**Aim**.
Check each line below for the word "title", and copy those that have it.

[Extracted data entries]
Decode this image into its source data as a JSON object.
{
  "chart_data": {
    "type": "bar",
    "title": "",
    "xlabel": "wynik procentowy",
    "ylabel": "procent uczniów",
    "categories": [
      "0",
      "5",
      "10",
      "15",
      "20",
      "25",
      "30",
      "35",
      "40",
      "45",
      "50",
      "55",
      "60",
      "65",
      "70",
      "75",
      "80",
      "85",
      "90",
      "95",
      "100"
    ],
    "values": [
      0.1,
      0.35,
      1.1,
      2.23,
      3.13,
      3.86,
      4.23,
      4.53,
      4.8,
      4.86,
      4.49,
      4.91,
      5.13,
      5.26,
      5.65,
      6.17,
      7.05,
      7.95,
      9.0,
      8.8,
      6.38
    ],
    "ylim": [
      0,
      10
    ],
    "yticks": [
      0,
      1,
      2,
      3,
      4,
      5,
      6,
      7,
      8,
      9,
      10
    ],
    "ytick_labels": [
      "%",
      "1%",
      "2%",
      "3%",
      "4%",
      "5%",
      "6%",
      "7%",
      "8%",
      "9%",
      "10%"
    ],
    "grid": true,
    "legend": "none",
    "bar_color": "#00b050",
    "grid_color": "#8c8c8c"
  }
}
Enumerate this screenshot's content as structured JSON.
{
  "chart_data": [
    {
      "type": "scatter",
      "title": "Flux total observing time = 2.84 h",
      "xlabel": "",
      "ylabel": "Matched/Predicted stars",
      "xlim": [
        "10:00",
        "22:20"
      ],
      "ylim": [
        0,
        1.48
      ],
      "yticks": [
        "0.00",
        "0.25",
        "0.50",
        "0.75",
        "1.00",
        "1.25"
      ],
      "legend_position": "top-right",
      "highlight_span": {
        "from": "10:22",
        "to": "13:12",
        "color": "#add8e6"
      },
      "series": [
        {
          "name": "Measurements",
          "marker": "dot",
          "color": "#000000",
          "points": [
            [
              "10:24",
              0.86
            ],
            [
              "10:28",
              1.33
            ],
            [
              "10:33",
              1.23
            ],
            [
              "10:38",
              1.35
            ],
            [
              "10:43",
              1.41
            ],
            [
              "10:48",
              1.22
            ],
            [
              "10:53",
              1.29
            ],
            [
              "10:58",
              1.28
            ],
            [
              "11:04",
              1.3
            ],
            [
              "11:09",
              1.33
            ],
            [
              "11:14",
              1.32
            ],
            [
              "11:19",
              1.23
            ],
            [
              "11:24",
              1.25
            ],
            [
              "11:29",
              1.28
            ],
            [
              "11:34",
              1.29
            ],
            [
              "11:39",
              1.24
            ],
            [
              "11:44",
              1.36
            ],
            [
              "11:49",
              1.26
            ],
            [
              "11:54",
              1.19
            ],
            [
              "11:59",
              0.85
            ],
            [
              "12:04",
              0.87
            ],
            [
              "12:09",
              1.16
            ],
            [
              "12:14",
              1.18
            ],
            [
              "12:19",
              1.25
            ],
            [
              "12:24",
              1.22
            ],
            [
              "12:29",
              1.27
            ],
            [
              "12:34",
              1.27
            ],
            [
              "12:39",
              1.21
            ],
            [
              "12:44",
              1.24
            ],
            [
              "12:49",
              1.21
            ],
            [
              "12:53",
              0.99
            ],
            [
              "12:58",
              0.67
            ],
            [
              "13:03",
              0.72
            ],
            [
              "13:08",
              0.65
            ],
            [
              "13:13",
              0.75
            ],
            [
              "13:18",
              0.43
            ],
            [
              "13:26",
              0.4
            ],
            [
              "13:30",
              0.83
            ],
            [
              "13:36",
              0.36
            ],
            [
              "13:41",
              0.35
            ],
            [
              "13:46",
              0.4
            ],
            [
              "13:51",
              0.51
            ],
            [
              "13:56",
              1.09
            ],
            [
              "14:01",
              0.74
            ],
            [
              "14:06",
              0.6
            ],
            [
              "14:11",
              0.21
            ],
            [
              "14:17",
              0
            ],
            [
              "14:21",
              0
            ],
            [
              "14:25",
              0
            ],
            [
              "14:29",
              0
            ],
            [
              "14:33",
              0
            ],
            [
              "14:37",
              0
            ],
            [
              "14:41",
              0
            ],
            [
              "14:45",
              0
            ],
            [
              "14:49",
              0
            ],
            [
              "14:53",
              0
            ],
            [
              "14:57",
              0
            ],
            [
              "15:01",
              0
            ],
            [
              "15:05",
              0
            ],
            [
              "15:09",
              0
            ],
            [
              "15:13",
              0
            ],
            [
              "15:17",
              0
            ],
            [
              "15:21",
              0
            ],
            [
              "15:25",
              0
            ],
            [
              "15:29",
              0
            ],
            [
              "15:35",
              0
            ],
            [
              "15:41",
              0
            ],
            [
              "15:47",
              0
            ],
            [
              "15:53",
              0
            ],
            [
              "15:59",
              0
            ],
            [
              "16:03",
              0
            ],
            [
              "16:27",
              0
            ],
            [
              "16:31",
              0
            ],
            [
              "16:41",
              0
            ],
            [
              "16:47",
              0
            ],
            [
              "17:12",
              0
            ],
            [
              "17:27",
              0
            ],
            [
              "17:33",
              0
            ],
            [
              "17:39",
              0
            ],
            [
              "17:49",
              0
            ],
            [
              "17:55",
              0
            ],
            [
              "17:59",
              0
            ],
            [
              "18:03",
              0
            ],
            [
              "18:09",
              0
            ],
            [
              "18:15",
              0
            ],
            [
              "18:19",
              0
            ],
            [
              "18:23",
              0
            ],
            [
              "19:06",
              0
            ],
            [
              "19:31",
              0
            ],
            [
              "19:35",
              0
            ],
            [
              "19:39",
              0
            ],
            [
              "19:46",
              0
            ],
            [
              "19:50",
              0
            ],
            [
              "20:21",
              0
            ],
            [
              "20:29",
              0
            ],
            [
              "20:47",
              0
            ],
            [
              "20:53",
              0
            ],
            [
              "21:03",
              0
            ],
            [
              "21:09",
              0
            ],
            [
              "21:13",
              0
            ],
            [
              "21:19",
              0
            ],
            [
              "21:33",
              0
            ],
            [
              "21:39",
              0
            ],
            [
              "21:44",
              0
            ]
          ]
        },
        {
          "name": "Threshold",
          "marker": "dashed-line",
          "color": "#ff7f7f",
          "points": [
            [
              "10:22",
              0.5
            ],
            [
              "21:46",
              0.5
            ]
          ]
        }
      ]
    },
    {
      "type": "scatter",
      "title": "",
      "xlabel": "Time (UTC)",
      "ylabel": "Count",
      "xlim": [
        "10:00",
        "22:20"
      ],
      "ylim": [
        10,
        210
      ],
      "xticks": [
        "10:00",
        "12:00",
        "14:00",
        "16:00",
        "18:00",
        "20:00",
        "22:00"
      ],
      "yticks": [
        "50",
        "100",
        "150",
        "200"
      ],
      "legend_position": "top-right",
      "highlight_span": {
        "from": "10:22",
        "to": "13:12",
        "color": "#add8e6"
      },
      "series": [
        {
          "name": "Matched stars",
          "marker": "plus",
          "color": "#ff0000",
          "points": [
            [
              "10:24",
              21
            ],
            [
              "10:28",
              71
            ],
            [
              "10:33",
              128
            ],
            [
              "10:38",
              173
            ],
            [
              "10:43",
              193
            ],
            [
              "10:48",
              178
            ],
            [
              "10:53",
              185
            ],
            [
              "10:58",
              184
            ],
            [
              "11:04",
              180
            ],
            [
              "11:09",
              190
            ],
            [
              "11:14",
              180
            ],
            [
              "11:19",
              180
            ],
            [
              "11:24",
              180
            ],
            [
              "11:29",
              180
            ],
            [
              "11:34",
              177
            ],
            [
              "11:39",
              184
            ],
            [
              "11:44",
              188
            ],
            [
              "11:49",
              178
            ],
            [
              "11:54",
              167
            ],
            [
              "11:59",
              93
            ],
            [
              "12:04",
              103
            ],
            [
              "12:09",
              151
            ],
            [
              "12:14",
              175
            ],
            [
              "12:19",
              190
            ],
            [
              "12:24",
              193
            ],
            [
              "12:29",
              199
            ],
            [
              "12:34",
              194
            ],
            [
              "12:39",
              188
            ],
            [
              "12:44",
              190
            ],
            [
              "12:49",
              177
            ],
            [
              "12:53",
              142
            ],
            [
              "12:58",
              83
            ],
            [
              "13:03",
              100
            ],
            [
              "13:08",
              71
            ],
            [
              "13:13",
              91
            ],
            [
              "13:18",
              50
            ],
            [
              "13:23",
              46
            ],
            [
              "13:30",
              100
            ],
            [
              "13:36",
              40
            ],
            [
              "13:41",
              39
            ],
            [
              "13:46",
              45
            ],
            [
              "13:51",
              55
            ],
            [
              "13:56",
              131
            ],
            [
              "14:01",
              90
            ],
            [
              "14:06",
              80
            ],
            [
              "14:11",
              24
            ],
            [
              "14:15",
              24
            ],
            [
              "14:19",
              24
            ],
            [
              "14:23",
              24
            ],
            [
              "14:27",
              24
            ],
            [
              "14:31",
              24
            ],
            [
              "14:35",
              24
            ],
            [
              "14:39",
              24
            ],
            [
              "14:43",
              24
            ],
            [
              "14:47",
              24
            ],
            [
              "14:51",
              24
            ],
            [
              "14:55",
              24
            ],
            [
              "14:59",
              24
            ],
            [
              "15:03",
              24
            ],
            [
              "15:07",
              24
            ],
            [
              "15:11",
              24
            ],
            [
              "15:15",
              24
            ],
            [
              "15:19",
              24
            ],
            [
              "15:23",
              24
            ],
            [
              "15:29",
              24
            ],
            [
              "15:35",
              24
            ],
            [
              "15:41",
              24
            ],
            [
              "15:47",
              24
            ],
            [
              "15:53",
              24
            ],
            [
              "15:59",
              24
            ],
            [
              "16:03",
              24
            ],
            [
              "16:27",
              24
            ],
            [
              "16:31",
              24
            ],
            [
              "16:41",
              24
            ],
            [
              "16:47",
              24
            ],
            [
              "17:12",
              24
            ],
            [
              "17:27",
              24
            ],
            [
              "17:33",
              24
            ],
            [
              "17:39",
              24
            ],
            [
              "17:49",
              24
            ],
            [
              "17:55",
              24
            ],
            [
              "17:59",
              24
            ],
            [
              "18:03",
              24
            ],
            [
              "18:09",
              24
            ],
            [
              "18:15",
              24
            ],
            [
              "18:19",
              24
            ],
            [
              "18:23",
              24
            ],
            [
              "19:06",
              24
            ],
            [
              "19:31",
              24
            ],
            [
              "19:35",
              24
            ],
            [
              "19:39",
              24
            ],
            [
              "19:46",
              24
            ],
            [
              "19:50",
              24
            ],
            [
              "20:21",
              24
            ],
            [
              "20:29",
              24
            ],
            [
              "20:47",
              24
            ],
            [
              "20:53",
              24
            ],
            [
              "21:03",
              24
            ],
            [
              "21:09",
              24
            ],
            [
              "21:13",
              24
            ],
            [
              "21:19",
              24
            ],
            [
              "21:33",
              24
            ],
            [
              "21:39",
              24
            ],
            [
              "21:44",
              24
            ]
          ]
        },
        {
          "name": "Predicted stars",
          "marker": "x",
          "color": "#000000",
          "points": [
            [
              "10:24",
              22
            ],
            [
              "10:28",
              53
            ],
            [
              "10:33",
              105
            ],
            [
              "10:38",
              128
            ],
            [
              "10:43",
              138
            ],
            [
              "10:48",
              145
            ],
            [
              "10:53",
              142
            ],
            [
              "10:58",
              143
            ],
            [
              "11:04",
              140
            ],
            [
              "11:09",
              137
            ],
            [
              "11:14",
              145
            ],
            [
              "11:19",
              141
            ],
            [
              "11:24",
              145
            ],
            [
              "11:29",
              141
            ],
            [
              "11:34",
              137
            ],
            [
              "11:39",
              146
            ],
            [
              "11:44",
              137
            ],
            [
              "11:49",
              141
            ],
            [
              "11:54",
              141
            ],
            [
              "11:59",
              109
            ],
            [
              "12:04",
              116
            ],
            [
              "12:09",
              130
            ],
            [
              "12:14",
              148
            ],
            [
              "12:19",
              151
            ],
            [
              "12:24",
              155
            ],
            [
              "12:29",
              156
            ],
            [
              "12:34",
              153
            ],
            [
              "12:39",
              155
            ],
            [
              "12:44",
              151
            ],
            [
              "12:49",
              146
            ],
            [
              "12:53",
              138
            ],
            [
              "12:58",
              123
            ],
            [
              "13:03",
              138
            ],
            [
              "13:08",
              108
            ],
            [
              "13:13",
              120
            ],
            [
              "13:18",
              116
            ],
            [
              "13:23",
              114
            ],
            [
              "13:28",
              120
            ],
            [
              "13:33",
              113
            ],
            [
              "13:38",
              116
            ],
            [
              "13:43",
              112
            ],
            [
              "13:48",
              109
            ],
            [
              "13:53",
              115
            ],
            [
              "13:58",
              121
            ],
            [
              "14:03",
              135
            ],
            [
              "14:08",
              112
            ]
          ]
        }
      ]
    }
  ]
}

**Task solution**.
    "title": "",
      "title": "Flux total observing time = 2.84 h",
      "title": "",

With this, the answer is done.